Records follow. Copy every line with "capullos".

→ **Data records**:
** Start **

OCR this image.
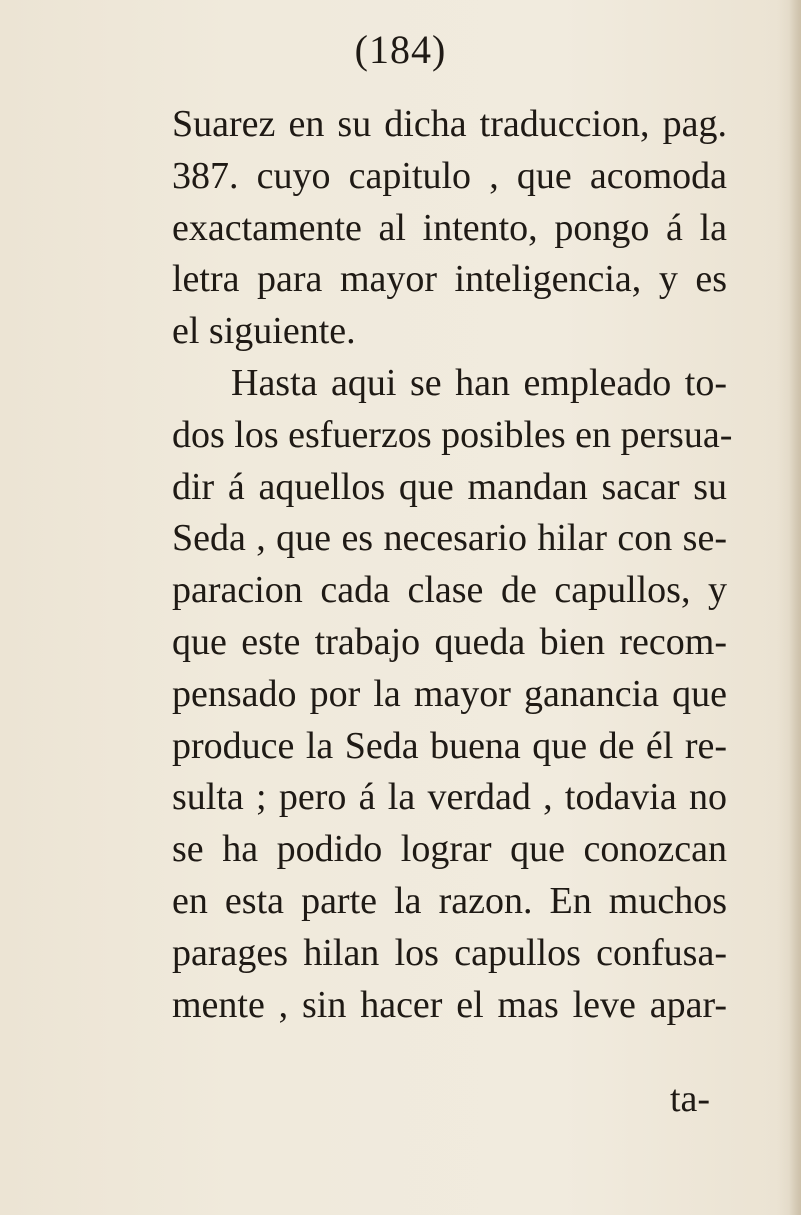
(184)
Suarez en su dicha traduccion, pag.
387. cuyo capitulo , que acomoda
exactamente al intento, pongo á la
letra para mayor inteligencia, y es
el siguiente.
Hasta aqui se han empleado to-
dos los esfuerzos posibles en persua-
dir á aquellos que mandan sacar su
Seda , que es necesario hilar con se-
paracion cada clase de capullos, y
que este trabajo queda bien recom-
pensado por la mayor ganancia que
produce la Seda buena que de él re-
sulta ; pero á la verdad , todavia no
se ha podido lograr que conozcan
en esta parte la razon. En muchos
parages hilan los capullos confusa-
mente , sin hacer el mas leve apar-
ta-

** End **

→ **ANSWER BELOW**:
paracion cada clase de capullos, y
parages hilan los capullos confusa-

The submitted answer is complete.